▸ PROVIDED RECORDS:
-- -- --
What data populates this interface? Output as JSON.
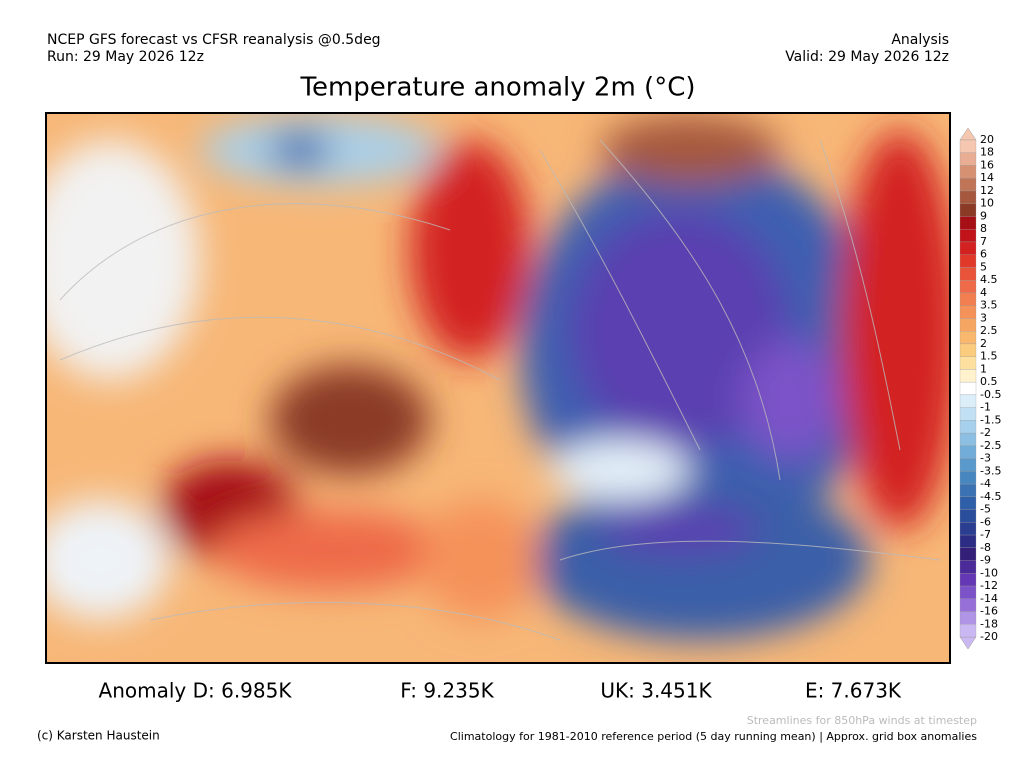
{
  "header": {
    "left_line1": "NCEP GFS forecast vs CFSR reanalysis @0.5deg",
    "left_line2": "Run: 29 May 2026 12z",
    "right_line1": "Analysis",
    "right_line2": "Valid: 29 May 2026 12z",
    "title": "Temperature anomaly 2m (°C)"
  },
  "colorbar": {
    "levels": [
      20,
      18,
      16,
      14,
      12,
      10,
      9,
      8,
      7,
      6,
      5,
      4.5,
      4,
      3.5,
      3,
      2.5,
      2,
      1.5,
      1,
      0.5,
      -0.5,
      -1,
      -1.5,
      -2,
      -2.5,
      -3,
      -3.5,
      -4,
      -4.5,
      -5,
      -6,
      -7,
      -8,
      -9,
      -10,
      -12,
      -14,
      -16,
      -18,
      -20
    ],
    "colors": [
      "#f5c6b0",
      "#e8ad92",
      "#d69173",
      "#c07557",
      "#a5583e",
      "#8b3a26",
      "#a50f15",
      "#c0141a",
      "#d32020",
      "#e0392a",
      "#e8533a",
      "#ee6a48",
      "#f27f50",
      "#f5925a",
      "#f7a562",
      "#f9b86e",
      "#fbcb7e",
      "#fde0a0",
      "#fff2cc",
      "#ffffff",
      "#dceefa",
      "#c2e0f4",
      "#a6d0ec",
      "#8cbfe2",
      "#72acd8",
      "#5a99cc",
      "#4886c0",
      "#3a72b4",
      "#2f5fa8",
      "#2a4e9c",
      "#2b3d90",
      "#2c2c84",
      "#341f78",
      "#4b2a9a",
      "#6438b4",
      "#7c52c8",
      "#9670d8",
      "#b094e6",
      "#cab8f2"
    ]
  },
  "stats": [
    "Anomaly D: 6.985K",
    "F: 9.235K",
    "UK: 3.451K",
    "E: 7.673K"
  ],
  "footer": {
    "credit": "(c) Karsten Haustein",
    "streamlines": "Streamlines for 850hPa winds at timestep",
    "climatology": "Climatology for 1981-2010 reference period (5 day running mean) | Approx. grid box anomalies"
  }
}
-- -- --
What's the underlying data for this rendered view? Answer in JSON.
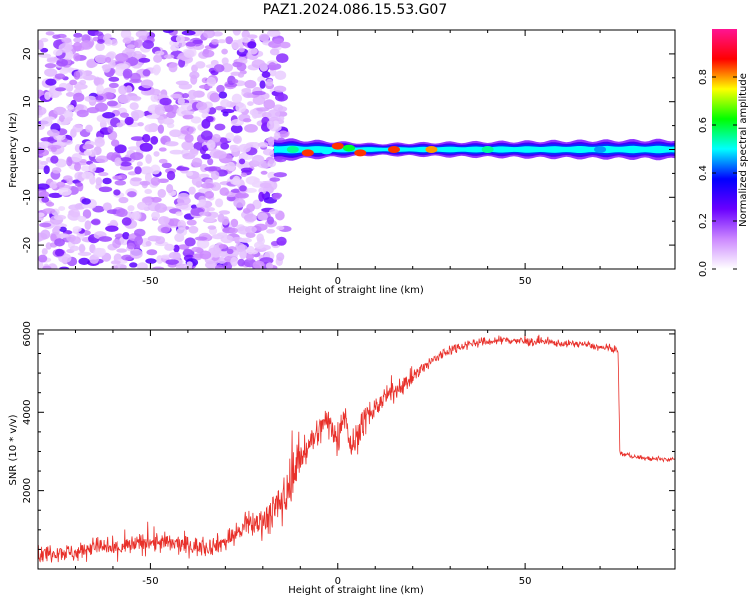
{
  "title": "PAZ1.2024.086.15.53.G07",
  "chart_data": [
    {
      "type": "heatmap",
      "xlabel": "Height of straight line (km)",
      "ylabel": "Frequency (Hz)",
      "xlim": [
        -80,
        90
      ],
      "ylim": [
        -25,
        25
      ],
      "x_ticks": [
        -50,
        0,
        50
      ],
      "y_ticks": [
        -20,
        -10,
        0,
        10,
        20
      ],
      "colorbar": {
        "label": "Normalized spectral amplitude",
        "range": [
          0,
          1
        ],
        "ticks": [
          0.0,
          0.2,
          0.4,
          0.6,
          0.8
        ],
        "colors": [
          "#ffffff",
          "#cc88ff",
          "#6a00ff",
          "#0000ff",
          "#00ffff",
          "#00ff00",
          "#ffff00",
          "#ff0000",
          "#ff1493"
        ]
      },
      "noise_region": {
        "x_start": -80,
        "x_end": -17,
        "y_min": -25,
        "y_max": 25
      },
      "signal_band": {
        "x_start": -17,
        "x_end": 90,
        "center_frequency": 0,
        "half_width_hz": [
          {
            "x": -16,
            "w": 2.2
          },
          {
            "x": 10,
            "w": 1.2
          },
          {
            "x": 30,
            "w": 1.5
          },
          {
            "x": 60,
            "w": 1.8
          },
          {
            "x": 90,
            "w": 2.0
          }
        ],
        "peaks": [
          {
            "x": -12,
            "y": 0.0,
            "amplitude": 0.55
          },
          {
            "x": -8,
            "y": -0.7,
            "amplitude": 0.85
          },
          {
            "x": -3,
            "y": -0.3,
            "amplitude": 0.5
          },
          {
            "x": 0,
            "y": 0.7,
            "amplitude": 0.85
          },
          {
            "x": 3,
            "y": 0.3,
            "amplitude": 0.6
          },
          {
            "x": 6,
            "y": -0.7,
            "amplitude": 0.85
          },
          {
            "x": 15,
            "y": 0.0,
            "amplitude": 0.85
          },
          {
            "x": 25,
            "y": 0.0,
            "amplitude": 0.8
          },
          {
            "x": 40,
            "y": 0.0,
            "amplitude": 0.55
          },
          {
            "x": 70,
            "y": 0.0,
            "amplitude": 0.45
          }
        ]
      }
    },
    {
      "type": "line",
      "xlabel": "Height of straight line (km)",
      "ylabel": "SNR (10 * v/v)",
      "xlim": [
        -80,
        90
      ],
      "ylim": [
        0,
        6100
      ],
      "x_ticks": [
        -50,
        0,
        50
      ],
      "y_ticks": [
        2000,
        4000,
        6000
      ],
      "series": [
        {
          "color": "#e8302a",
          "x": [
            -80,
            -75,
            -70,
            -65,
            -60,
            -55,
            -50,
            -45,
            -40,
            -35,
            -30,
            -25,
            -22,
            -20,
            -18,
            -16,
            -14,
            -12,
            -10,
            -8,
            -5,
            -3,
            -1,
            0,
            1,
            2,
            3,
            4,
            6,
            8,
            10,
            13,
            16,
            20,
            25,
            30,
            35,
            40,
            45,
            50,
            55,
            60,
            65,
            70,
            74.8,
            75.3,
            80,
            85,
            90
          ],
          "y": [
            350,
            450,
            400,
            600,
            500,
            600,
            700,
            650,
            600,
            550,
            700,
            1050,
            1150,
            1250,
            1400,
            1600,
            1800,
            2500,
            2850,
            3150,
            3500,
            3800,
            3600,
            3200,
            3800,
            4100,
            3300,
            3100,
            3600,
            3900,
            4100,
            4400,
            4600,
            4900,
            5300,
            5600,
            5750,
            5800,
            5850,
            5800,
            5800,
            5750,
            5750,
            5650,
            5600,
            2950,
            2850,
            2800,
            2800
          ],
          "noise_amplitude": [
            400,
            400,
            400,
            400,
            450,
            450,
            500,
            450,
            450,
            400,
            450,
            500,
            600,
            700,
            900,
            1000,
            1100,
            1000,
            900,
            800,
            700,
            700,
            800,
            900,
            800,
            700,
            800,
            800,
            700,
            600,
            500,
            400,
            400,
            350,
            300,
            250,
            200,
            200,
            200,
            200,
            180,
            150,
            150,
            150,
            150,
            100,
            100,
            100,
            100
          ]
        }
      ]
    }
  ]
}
-- -- --
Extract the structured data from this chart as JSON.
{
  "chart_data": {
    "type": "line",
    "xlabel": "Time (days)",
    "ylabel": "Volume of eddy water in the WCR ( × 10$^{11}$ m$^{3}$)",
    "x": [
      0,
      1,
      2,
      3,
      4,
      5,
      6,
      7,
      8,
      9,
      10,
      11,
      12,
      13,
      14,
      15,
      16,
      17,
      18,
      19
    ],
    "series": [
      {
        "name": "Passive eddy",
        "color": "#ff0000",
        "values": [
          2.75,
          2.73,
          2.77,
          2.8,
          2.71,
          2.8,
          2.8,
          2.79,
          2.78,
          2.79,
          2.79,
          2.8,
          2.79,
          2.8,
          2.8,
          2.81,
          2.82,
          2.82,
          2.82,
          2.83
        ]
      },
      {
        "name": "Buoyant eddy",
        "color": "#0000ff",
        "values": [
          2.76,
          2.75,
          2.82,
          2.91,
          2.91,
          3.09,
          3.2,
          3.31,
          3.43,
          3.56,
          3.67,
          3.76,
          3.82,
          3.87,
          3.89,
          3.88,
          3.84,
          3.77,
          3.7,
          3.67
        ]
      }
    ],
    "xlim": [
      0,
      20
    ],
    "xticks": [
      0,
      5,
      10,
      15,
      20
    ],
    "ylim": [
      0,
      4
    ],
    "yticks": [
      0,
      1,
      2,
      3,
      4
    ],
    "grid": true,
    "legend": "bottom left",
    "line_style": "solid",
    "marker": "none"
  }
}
-- -- --
▸ OBJECTIVE: Scan the entries above. Copy each line that has the string "What".

▸ FINAL RESULT:
What data populates this interface? Output as JSON.
What's the underlying data for this rendered view? Answer in JSON.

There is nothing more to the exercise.